─── Passage ───

FIG. 1B schematically illustrates a cross-sectional view of the
elevator assembly of FIG. 1A.
FIG. 2 schematically illustrates an elevator door assembly with an
extendable sill that is aligned with a landing door assembly where
the elevator and landing doors are in a closed position.
FIG. 3 is a similar to FIG. 2 but shows the sill in an extended
position with the elevator and landing doors remaining in a closed
position.
FIG. 4 is similar to FIG. 3 but shows the sill in an extend
position with the elevator and landing doors in an open
position.
FIG. 5 schematically illustrates an elevator door assembly with the
extendable sill and locking mechanism that is in an unlocked
position.
FIG. 6 is similar to FIG. 5 but shows the locking mechanism in an
intermediate position between the unlocked and locked
positions.
FIG. 7 is similar to FIG. 6 but shows the locking mechanism in the
locked position.
FIG. 8 schematically illustrates an example of a locking
mechanism.
FIG. 9 schematically illustrates the locking mechanism of FIG. 8
incorporated into an elevator system.
FIG. 10A schematically illustrates another example of a locking
mechanism in the unlocked position.
FIG. 10B schematically illustrates a return mechanism for the
locking mechanism of FIG. 10A in the unlocked position.
FIG. 11A is similar to FIG. 10A but shows the locking mechanism in
the locked position.
FIG. 11B is similar to FIG. 10B and schematically illustrates the
return mechanism for the locking mechanism of FIG. 11A in the
locked position.
FIG. 12 schematically illustrates an example of a sill used to
accommodate misalignment between the elevator car and landing.
FIG. 13A is similar to FIG. 12 but shows the elevator car being
higher than the landing.
FIG. 13B is similar to FIG. 12 but shows the elevator car being
lower than the landing.
FIG. 14 schematically illustrates another example of an elevator
car assembly incorporating the subject invention.
FIG. 15A schematically illustrates another example of an actuator
and locking mechanism in the unlocked position.
FIG. 15B illustrates the actuator and locking mechanism of FIG. 15A
in an intermediate position.
FIG. 15C illustrates the actuator and locking mechanism of FIG. 15A
in the locked position.
FIG. 16A schematically illustrates another example of an actuator
and locking mechanism in the unlocked position.
FIG. 16B illustrates the actuator and locking mechanism of FIG. 15A
in an intermediate position.
FIG. 16C illustrates the actuator and locking mechanism of FIG. 15A
in the locked position.
DETAILED DESCRIPTION OF THE PREFERRED EMBODIMENTS
As seen in FIGS. 1A and 1B, an elevator assembly 20 is mounted
within a hoistway 22 for movement between landings 24 (only one is
shown). An operating gap 26 is maintained between an exterior
surface 28 of an elevator car 30 and hoistway walls 32. The
operating gap 26 is large enough to provide sufficient running
clearance between the hoistway walls 32 and the elevator car 30 as
the elevator assembly 20 moves within the hoistway 22 between
landings 24.

─── Data excerpts ───

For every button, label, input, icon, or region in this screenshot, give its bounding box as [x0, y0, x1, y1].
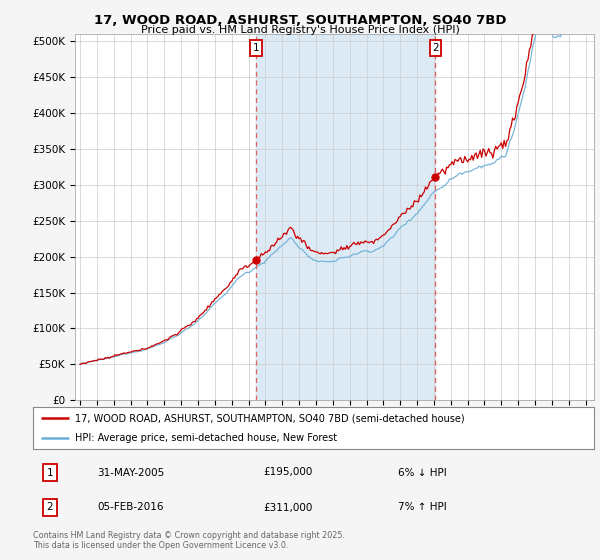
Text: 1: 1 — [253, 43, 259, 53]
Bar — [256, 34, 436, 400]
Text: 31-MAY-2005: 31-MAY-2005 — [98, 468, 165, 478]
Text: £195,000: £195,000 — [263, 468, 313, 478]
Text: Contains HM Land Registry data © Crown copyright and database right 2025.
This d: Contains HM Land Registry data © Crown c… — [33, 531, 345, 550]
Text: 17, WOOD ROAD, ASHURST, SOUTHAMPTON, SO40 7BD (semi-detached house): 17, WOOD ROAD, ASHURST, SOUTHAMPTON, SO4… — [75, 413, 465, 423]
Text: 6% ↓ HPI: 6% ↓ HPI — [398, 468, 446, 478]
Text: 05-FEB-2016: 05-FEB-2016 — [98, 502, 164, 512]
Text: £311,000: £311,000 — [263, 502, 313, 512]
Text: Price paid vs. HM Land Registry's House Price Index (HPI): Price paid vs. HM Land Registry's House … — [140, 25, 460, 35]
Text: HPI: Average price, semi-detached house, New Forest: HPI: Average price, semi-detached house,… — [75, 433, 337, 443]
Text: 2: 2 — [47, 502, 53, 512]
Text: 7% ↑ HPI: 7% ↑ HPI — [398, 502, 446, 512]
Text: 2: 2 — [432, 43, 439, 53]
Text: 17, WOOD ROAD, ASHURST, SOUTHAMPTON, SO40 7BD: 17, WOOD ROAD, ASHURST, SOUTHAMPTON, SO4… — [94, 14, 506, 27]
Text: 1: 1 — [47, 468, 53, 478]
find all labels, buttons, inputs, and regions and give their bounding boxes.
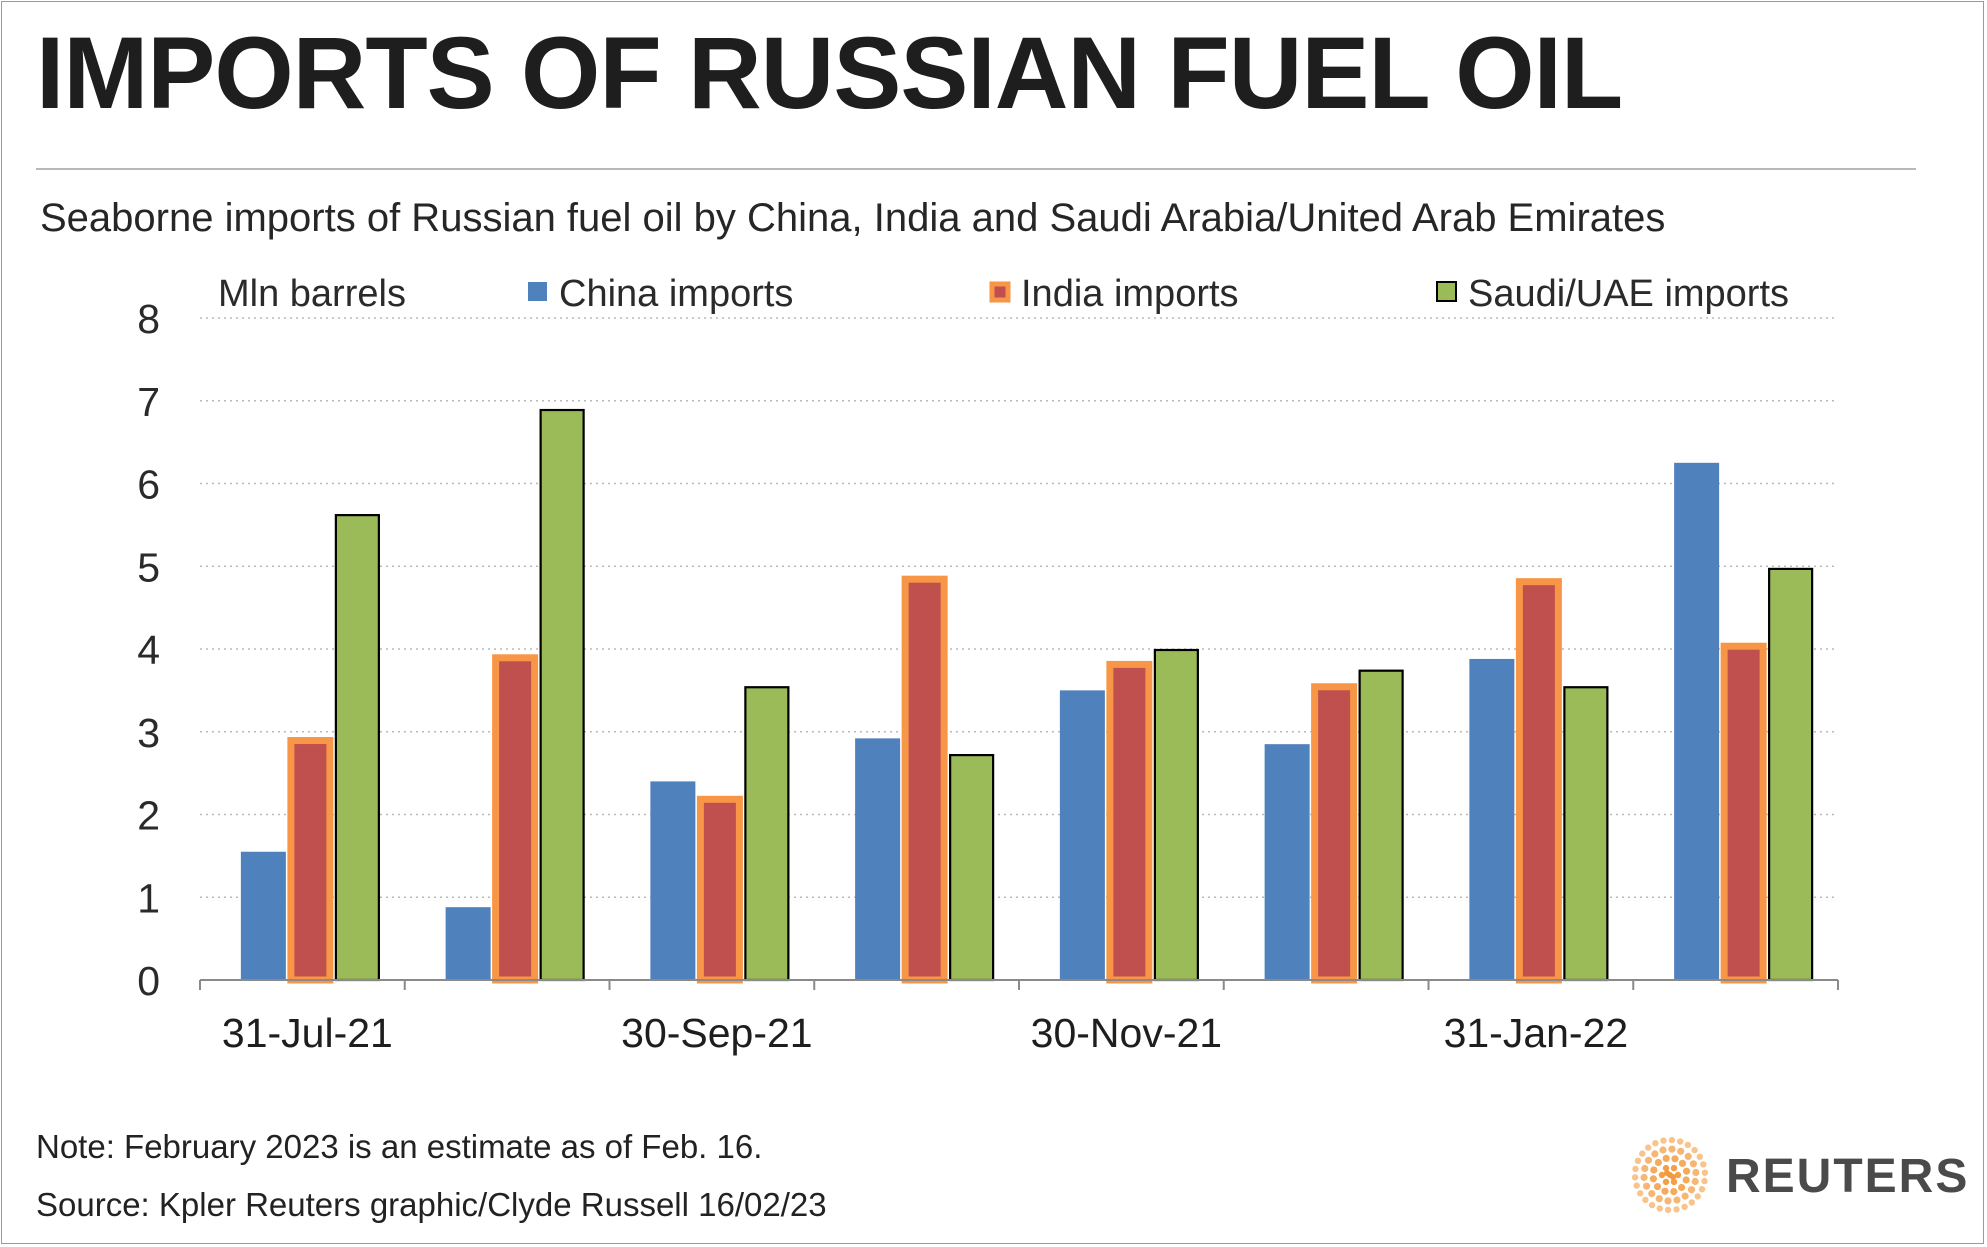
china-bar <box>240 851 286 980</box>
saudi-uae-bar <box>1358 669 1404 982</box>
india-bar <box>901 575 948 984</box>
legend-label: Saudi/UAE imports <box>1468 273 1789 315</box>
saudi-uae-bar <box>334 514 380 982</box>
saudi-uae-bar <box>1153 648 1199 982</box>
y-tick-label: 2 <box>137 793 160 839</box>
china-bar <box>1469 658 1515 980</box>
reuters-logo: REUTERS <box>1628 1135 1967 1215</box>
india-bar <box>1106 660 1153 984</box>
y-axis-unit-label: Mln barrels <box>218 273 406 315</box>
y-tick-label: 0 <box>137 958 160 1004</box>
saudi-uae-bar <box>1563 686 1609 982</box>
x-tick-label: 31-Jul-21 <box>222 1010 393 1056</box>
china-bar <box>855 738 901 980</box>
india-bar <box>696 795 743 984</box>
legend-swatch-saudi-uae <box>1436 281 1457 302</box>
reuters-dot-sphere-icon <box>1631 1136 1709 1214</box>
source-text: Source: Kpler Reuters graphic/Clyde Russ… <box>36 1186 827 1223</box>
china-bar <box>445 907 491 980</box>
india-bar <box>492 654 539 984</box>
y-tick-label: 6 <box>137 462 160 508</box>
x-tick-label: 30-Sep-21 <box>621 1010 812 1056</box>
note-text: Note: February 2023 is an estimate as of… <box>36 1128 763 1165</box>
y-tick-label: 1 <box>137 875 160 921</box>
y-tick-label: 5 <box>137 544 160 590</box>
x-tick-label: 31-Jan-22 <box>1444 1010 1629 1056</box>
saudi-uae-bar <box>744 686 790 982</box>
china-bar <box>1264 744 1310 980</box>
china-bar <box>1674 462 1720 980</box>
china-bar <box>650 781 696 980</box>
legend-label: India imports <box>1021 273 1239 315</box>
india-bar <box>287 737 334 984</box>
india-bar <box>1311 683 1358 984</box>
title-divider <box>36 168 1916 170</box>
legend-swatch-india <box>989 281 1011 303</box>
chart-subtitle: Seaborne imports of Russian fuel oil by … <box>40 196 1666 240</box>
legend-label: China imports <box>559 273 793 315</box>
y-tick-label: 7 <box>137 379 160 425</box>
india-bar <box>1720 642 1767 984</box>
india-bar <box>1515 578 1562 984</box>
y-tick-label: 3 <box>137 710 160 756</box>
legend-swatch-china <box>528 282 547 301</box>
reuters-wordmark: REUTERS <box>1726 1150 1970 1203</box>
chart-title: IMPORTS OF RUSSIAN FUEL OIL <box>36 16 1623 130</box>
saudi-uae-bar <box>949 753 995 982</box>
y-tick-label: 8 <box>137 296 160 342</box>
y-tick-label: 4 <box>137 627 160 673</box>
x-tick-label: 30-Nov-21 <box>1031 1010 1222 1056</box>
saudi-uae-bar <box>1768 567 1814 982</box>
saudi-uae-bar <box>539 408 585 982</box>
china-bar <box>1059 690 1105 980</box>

───

- Short task A
Give every component named with a reference number in the "As seen in FIGS. 1A and 1B" paragraph of the elevator passage, with its number.
- Short task B
Shorten the elevator passage's paragraph beginning "As seen in FIGS. 1A and 1B" into a short bulleted list that keeps its main facts.
- Short task C
Write the next paragraph of the elevator passage, picking up after its final sentence.

- Final result A
- elevator assembly 20
- hoistway 22
- landings 24
- operating gap 26
- exterior surface 28
- elevator car 30
- hoistway walls 32

- Final result B
- Elevator assembly 20 moves within hoistway 22 between landings 24.
- An operating gap 26 separates the exterior surface 28 of elevator car 30 from hoistway walls 32.
- The gap gives enough running clearance for the car to travel between landings.

- Final result C
The elevator car 30 includes an elevator door assembly 34 that
moves between open and closed positions. When the elevator car 30
stops at one of the landings 24 to load or unload passengers or
cargo, the elevator door assembly 34 aligns with a landing door
assembly 36. A sill 38, supported by the elevator car 30, extends
outwardly from the car 30 toward the landing door assembly 36 to
bridge the operating gap 26 between the elevator door assembly 34
and the landing 24. The sill 38 extends out from underneath the
elevator door assembly 34 and moves along a linear path to engage a
landing structure 40, such as a landing sill. The sill 38 in this
example comprises a plate member that presents a continuous
unbroken surface such that there are no gaps between the elevator
34 and landing 36 doors.
As shown in FIG. 2, the elevator door assembly 34 includes first
34a and second 34b doors that are supported on tracks 42 for
movement relative to a car frame 44 between open and closed
positions. A seal 46 is positioned between the car frame 44 and the
doors 34a, 34b to reduce airborne noise levels within the elevator
car 30. The landing door assembly 36 includes first 36a and second
36b doors that are supported for movement relative to a landing
door frame structure 48.
A door moving mechanism 50 includes an interlock to open and close
the car 34a, 34b and landing 36a, 36b doors together once the sill
38 is extended and locked into place. Any type of door moving
mechanism and interlock as known in the art could be used. Further,
the operation of door moving mechanisms and interlocks are well
known and will not be discussed in detail.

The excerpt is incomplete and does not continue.